Stored data:
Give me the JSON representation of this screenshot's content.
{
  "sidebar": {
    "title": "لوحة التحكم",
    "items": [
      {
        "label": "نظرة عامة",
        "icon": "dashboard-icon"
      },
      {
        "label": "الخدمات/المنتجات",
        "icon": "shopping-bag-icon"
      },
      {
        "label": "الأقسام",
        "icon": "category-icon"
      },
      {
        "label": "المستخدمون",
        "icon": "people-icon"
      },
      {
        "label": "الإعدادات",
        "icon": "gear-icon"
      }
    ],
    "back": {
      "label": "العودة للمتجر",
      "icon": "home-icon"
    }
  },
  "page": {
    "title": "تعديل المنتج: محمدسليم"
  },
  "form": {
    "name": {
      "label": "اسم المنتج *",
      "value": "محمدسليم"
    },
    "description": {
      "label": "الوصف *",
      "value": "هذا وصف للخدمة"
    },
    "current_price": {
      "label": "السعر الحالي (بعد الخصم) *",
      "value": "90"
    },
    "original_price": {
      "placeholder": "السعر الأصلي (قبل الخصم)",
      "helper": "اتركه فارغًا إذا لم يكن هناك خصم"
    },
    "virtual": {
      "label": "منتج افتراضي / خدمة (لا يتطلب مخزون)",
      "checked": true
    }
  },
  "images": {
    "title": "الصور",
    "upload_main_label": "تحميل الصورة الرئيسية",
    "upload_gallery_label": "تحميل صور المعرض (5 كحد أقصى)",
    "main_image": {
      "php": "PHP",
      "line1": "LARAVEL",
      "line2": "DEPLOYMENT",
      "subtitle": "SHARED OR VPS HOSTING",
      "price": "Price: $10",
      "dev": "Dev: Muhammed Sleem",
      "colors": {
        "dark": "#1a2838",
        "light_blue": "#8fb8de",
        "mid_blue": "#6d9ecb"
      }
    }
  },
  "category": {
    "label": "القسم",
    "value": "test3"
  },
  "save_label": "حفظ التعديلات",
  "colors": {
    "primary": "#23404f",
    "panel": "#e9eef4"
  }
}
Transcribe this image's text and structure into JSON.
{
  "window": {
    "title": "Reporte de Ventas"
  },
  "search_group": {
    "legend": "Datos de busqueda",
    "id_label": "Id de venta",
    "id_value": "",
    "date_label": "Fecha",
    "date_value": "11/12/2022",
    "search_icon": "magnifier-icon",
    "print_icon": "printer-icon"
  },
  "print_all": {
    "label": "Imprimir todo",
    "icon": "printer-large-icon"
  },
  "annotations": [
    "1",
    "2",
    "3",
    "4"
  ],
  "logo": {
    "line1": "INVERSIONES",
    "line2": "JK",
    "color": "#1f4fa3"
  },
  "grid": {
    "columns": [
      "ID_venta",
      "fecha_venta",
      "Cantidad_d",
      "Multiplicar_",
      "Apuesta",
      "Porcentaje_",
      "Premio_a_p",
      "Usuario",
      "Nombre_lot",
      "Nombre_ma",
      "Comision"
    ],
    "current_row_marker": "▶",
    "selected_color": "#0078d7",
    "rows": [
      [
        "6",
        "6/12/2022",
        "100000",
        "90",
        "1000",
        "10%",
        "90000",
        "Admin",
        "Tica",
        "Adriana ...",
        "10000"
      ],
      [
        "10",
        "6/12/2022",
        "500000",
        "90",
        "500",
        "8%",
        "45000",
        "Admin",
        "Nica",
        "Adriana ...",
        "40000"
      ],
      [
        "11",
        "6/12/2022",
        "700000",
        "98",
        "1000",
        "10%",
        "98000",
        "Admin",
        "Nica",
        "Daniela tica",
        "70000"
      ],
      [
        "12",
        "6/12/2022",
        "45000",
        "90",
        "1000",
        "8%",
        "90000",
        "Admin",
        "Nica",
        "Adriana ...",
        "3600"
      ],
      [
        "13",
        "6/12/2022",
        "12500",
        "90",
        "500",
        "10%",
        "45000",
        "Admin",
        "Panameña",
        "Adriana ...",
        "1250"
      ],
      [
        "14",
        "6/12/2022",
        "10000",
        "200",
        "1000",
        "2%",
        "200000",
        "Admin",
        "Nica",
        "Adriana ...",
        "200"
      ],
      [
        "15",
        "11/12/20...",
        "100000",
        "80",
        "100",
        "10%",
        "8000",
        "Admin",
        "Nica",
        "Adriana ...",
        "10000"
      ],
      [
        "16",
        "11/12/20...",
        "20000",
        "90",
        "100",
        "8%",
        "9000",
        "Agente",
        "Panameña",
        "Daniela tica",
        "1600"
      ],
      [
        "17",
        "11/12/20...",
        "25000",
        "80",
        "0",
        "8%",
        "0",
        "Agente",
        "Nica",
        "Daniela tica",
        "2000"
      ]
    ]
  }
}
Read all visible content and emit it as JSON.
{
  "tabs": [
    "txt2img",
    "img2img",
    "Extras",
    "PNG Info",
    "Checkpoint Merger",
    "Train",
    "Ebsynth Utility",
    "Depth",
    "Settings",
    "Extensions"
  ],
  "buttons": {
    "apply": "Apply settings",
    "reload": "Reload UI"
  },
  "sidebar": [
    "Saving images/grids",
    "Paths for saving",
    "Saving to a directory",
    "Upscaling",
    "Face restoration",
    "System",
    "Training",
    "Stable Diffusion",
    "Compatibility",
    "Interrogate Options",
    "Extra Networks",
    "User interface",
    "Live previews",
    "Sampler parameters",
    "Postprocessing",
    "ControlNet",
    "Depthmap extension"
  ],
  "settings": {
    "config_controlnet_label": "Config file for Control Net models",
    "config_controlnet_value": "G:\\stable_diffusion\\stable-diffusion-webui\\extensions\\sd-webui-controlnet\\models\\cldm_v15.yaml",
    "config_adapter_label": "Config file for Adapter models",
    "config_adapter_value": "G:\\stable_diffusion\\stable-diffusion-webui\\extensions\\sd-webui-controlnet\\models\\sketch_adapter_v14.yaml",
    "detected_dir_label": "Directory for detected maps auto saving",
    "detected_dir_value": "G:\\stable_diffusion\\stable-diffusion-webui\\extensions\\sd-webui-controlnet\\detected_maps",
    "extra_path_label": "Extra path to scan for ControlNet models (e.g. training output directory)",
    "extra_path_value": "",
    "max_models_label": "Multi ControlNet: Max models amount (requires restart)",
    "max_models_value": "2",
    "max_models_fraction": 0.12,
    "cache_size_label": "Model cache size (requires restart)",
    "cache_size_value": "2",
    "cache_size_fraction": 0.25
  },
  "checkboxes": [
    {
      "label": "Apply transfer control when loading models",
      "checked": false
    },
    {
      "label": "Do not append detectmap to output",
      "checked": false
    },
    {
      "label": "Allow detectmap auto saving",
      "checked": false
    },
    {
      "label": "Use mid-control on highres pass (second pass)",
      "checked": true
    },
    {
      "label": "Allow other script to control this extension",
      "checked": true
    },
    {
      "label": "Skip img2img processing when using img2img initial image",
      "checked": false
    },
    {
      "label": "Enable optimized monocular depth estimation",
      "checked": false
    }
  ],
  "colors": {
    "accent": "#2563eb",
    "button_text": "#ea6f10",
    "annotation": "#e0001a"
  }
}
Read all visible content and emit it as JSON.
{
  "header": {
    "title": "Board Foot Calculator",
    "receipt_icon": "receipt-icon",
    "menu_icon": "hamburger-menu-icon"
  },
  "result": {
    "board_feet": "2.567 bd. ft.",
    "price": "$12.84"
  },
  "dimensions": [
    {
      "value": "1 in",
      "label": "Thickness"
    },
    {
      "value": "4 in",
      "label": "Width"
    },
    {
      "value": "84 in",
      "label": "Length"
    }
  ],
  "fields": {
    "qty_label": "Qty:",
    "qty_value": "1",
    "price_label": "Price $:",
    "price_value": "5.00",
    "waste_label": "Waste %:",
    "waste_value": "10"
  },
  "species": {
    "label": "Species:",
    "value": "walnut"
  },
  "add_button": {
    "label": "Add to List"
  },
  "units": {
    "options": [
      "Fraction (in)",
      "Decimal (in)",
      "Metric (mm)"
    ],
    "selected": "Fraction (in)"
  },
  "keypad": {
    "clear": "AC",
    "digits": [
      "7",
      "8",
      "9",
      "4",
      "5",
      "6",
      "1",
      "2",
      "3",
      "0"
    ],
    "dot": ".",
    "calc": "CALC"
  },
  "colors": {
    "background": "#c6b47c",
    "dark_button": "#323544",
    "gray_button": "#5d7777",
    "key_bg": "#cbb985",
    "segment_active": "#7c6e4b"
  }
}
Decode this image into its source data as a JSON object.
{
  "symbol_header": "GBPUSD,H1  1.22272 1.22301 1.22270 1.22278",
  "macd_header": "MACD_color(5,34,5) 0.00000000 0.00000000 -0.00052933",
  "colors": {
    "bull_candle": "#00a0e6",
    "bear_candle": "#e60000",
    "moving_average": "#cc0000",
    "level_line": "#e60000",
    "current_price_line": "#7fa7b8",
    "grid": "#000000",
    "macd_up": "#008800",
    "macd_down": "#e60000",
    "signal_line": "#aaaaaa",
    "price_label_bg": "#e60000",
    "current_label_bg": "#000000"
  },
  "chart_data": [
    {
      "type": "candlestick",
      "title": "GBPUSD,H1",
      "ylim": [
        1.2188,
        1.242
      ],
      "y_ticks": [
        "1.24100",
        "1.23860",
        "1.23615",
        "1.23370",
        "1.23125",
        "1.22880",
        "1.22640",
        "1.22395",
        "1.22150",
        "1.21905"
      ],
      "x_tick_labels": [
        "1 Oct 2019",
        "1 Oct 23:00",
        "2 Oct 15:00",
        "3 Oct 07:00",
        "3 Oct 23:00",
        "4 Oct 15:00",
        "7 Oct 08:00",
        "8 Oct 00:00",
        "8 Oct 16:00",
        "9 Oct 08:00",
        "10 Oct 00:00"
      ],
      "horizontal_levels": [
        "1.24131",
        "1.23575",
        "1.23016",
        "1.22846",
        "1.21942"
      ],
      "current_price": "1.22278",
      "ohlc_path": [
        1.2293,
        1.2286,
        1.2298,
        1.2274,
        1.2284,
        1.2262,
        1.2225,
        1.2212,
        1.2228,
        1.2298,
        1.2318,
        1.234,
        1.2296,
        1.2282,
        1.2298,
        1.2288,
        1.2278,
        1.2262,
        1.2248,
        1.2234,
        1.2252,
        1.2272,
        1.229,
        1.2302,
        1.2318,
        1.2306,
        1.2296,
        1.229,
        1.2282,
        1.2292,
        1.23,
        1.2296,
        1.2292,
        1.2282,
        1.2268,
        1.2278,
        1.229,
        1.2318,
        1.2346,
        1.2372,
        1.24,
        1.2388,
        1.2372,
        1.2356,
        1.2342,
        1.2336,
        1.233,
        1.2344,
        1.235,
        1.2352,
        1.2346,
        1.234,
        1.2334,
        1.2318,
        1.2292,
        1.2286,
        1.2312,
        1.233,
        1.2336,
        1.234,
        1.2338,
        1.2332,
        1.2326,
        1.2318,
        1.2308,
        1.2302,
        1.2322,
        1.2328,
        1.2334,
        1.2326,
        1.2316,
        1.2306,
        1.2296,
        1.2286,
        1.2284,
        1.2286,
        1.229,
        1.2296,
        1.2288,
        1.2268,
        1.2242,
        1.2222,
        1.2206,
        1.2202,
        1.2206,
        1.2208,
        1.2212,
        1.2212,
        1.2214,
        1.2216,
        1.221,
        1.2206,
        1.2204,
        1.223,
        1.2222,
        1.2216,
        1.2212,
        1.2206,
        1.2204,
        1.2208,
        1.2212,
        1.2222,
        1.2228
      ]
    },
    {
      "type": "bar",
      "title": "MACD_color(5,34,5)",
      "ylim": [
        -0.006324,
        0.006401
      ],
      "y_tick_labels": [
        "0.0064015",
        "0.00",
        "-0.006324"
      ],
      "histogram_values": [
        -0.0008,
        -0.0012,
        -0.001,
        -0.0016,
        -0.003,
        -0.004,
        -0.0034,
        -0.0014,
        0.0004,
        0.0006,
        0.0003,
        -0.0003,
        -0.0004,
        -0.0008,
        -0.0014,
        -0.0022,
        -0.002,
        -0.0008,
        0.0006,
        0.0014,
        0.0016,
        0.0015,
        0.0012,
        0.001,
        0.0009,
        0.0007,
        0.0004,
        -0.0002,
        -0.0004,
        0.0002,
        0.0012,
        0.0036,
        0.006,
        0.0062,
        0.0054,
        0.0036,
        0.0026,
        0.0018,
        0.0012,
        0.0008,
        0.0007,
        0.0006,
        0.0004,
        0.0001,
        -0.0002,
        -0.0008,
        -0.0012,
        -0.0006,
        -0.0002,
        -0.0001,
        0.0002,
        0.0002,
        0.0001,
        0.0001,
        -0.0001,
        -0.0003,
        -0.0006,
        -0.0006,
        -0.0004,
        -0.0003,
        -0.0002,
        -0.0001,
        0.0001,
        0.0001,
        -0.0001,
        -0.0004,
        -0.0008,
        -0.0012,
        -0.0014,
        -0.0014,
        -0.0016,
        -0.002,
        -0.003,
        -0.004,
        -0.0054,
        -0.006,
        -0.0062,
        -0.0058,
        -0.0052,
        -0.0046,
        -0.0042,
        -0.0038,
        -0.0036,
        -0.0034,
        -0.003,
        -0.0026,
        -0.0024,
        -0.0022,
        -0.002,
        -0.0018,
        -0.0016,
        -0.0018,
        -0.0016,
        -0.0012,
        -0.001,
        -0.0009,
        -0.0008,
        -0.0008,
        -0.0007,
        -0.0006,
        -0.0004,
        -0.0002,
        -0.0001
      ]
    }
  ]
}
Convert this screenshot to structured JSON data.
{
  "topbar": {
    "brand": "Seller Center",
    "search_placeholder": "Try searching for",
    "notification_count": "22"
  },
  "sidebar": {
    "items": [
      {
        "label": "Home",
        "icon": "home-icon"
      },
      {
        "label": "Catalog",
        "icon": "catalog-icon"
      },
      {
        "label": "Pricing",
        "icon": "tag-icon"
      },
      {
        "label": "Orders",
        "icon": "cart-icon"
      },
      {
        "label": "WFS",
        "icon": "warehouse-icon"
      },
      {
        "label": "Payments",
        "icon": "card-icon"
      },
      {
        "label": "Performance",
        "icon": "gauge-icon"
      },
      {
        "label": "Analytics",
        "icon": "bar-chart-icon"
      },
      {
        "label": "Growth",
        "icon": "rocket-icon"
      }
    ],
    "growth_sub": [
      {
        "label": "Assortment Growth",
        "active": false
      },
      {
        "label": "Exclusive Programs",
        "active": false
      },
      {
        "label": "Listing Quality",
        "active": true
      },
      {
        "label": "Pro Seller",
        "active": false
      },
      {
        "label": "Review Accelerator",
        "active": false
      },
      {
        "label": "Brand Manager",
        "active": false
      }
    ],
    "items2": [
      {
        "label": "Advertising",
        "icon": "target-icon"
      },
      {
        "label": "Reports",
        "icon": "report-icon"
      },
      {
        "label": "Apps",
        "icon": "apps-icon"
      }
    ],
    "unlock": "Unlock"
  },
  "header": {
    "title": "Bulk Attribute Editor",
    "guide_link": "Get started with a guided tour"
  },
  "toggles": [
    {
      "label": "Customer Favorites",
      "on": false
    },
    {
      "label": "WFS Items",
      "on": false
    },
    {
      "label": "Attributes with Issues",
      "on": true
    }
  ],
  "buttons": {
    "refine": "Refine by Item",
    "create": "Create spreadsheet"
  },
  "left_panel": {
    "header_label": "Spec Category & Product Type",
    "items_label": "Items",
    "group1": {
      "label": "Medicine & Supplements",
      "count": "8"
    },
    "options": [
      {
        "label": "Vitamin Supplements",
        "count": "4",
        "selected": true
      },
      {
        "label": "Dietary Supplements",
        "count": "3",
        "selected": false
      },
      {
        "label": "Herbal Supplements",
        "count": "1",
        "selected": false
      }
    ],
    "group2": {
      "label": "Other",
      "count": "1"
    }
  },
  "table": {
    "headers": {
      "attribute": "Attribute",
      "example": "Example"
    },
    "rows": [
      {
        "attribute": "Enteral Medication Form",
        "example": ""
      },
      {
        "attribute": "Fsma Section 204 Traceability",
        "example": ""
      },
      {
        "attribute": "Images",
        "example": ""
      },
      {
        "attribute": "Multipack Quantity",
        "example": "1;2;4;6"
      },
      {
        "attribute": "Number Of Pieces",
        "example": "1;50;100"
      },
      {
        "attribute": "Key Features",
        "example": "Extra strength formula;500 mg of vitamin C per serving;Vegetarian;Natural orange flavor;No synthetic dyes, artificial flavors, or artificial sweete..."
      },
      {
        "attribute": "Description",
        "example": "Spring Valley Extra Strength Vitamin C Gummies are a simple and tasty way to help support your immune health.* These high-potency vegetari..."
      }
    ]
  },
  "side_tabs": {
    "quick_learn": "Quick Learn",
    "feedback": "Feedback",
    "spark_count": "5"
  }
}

§ **Work to be completed**: List each line holding the string "محمدسليم".

§ **Full answer**:
    "title": "تعديل المنتج: محمدسليم"
      "value": "محمدسليم"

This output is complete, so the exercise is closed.